#### Aim of the exercise
In the AnimationTrack.Ended announcement, what is true of the AnimationTrack when the Ended event fires?

#### Document excerpt
-*-

We’re excited to release AnimationTrack.Ended - a new event on the AnimationTrack instance.
Currently, AnimationTrack.Stopped event work as intended. “Stopped” fires the moment that AnimationTrack decides to “wind down”, e.g. after calling AnimationTrack:Stop. Depending on the length of the fadeTime argument, the animation will continue to move its subject until the subject returns to a neutral pose.
Without an API change, there is no way to know for sure that an AnimationTrack is finished affecting the world. We want creators to be able to detect that as well when an AnimationTrack is finished moving its subject.
That’s where AnimationTrack.Ended comes in.
Solution
When AnimationTrack.Ended fires, the AnimationTrack is “completely done” and will no longer be moving anything at all.
This is useful for cases where you want to perform an action (e.g. destroying the animation track) only when it is finished affecting the world.
Sample code:
– I want the animation to fade out over 5 seconds. Then, and only then, I want to clean it up.
animationTrack.Stopped:Connect(function()
– The animation track is still moving the subject!
– Don’t clean things up here.
print("Stopped Event fired")
end)
animationTrack.Ended:Connect(function()
– The animation track is completely finished moving things.
– Now we can safely clean things up.
print("Ended Event fired")
animationTrack:Destroy()
animationTrack = nil
end
print("Calling animationTrack:Stop")
animationTrack:Stop(5)
Using task.wait is generally a code smell, to be avoided. You don’t need it with Ended event.
Depending on the complexity of your code, at the point you handle the “Stopped” event you might not know the fadeOut param that was passed into Stop.
There are no guarantees that the fadeOut will take exactly time passed in. You might wind up a few frames ahead of or behind the actual time when the AnimationTrack stopped affecting the world. The “Ended” event is guaranteed to be precise.
Please share your feedback down below and let us know if you have any questions
Looks good, but just to clarify, does this also fire if the AnimationTrack is not looped and finishes on its own? And if we don’t delete the track, does it also fire again if the track is stopped again?
Very happy to see this implemented; we no longer need hacky solutions to solve simple problems!
On the same topic, will there ever be functionality to allow animations to be “additive”? In other words, when could we expect animations to have the ability to be added to each other, rather than blended?
An example of additive animation would look like this:
I remember when I used to work for another studio that wanted me to make an entire animation engine for the sole purpose of implementing additive animation because it’s that powerful. It would be a time-saver for sure if this was native to Roblox!
Isn’t this already a thing? You could just make your animation not affect certain Motor6Ds/Bones. Then when playing the animation, you can set the weight of it, so it gives it like a mixed/added feel to it. I don’t know if this and additive animations are the same thing, but this is what I do to replicate a half version of it.
It’s not really true additive animation since it still blends the animations together instead of adding onto the previous transform of the animation, but since that’s your intended use case there’s no complaints there.
Amazing! Quick question though, is the issue of AnimationTrack.Looped not replicating fixed? I haven’t tested it myself but since that post seems to remain with no solution gives me the sense that no.

-*-

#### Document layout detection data
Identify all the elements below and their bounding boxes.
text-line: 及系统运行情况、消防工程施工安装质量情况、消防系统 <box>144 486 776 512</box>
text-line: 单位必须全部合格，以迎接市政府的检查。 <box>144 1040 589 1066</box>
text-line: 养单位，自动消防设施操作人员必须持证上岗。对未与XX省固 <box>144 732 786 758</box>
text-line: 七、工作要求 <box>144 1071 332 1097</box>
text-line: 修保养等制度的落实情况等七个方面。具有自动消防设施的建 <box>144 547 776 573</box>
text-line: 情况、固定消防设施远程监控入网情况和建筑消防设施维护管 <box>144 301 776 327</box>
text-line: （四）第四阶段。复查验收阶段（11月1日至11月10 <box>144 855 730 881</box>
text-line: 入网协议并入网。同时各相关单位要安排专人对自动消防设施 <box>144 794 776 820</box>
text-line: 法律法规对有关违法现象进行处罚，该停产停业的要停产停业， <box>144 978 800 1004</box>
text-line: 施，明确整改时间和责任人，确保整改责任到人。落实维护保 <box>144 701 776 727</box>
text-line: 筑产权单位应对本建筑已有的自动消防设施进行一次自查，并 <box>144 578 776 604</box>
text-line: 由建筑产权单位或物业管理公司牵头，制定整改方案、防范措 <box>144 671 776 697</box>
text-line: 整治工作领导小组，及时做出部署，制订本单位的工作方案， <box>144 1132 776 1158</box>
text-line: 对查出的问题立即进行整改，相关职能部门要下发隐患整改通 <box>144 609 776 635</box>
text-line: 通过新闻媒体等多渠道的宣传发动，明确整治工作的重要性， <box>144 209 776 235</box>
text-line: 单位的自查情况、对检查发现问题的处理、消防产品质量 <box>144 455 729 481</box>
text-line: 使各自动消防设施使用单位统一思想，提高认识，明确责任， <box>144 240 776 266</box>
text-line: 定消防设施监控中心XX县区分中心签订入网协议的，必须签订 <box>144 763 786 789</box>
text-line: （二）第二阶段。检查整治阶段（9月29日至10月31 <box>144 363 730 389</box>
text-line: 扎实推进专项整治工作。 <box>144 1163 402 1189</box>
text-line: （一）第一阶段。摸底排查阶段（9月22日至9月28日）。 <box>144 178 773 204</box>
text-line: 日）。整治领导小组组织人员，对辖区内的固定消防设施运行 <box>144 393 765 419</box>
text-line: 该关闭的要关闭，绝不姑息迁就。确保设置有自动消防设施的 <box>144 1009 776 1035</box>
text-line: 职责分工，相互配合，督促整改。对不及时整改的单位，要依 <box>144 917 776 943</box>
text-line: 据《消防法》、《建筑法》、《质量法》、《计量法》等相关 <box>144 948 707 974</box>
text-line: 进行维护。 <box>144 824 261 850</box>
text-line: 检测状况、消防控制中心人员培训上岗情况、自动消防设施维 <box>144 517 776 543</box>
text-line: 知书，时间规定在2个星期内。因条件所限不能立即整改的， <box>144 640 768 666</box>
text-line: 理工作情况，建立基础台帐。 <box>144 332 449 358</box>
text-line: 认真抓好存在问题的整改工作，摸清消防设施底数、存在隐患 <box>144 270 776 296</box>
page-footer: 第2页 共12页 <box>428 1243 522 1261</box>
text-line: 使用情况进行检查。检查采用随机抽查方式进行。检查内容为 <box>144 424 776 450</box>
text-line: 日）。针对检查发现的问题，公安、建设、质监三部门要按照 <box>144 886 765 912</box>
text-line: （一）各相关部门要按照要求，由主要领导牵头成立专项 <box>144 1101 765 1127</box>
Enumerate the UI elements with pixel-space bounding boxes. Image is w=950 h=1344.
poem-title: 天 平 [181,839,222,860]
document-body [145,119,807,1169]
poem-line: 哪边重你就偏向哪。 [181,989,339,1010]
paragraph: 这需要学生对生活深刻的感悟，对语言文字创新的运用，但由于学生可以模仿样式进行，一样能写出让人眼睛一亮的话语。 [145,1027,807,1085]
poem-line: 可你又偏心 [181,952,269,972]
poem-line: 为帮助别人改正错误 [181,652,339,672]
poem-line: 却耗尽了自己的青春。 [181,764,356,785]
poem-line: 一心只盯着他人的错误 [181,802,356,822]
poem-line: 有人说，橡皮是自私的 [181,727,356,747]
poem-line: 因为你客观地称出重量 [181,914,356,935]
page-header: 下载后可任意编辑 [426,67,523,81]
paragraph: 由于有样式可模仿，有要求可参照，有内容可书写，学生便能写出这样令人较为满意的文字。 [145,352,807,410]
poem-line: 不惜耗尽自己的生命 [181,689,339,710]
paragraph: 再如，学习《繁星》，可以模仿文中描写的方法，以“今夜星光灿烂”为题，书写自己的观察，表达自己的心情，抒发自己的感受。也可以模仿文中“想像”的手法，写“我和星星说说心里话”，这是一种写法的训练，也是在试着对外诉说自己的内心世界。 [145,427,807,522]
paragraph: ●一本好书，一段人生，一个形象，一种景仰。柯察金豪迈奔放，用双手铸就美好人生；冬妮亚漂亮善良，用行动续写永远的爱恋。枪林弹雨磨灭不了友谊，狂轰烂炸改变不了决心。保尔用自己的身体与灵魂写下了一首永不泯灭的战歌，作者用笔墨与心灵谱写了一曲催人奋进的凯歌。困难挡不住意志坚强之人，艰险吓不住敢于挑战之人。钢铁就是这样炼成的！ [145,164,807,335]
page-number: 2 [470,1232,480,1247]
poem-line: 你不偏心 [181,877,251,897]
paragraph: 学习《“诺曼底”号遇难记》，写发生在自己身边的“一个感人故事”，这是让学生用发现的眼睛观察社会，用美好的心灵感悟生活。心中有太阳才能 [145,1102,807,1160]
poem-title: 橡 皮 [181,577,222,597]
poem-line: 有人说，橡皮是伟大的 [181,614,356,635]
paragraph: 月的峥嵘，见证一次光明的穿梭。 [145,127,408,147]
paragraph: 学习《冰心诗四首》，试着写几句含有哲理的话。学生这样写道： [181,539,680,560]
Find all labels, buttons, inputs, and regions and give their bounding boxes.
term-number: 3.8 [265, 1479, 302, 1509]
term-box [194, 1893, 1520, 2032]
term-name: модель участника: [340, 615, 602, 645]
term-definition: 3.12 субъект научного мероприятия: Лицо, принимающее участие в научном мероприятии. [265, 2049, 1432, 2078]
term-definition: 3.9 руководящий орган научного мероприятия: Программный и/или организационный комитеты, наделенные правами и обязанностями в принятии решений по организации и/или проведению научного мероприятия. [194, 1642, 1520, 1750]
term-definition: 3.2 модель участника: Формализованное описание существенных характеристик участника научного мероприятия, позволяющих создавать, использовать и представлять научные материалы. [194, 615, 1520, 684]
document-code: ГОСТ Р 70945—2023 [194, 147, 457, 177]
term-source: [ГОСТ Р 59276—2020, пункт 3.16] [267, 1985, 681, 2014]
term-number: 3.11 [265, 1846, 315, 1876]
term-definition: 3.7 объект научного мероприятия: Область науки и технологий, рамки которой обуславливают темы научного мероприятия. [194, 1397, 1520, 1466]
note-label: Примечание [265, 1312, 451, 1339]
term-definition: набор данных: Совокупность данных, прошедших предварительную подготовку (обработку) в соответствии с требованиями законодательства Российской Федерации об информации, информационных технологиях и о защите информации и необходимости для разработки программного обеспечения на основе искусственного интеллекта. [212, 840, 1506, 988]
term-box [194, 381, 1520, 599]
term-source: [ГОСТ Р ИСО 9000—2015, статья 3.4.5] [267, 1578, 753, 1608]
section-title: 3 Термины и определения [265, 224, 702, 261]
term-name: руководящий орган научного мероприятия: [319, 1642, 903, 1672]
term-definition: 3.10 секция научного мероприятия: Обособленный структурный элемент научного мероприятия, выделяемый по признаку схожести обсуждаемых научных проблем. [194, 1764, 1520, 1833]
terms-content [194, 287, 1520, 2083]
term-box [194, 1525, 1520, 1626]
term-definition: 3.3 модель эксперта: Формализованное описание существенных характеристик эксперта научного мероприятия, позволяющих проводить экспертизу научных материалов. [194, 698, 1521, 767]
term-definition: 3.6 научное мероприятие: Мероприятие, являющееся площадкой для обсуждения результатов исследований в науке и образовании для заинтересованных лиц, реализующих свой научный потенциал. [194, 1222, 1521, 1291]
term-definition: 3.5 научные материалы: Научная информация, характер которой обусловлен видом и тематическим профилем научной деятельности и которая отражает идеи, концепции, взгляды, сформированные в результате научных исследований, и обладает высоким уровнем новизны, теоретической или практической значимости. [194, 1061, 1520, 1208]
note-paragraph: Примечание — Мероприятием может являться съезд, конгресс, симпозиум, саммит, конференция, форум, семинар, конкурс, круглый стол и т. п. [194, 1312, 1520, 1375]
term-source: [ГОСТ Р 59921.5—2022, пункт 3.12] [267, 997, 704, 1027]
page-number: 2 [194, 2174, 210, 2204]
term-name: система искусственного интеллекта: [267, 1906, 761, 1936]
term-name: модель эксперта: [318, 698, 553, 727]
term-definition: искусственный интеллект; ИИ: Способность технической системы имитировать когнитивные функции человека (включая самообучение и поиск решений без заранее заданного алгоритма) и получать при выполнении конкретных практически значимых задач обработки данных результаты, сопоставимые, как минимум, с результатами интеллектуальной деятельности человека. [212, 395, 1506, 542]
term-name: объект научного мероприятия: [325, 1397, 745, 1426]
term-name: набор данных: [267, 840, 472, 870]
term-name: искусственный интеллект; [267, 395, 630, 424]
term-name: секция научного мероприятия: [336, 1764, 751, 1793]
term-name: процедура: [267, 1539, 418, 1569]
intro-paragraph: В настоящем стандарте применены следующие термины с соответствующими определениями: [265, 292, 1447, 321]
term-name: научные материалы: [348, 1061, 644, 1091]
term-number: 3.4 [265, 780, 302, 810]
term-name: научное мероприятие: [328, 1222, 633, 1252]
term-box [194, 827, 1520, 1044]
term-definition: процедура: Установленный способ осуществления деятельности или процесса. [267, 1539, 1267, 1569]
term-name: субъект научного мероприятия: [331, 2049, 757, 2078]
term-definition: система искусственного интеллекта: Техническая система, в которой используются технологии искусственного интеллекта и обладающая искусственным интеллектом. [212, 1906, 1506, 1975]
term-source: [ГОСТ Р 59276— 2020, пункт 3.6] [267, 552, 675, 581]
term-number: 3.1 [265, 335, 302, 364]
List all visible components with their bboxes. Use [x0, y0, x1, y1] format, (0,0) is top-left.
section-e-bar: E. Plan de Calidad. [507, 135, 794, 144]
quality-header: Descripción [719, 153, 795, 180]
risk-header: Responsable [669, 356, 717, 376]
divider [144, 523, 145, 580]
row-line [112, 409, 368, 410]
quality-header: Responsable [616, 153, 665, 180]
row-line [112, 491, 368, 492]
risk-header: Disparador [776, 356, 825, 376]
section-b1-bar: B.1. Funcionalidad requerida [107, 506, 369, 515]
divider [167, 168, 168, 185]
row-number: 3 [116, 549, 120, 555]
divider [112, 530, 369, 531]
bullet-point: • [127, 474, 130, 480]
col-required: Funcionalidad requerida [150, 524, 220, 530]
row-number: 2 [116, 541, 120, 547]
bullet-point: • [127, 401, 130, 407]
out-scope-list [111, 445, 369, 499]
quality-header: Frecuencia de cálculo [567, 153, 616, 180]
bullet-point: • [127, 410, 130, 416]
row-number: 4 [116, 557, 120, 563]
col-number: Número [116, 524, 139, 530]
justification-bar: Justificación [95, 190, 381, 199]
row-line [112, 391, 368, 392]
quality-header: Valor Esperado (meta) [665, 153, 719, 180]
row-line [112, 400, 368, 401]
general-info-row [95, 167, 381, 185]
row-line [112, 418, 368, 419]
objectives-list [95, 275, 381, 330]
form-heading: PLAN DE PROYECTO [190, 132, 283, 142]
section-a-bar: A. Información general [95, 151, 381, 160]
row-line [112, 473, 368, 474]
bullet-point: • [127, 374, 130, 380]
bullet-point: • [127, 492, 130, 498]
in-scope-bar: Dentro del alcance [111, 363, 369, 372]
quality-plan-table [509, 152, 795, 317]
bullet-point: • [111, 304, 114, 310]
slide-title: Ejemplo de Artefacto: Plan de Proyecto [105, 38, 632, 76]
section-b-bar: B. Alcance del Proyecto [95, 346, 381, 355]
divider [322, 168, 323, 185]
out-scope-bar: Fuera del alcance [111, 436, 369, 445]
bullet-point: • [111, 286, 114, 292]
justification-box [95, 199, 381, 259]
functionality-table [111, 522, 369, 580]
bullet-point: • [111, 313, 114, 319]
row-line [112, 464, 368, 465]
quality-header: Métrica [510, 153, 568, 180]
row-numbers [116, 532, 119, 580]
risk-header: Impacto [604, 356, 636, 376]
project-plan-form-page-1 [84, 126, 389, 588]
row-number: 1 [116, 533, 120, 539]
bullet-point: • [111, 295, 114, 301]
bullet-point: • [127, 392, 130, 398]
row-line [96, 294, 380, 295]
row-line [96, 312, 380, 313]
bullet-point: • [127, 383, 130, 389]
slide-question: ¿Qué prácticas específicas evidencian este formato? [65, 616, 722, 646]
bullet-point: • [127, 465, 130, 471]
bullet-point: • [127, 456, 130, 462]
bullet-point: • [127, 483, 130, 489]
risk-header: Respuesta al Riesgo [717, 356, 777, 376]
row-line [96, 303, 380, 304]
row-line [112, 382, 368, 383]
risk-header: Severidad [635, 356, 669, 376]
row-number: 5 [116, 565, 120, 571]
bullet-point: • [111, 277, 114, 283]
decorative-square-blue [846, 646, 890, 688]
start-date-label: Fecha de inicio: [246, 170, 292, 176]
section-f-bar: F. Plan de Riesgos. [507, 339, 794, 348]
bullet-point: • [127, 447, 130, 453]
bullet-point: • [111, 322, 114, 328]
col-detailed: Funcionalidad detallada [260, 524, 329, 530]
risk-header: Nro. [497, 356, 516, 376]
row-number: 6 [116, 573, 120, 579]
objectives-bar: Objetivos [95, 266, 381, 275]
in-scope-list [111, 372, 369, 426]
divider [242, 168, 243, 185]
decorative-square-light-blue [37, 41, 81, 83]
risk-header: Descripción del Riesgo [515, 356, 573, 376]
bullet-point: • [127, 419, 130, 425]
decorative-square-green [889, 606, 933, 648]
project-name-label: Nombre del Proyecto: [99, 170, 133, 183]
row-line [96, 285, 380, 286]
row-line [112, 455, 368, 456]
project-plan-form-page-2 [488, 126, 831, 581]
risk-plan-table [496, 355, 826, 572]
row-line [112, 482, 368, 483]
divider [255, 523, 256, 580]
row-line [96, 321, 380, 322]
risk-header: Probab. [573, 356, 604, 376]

-*-

#### Exercise answer
The AnimationTrack is completely done and will no longer be moving anything at all.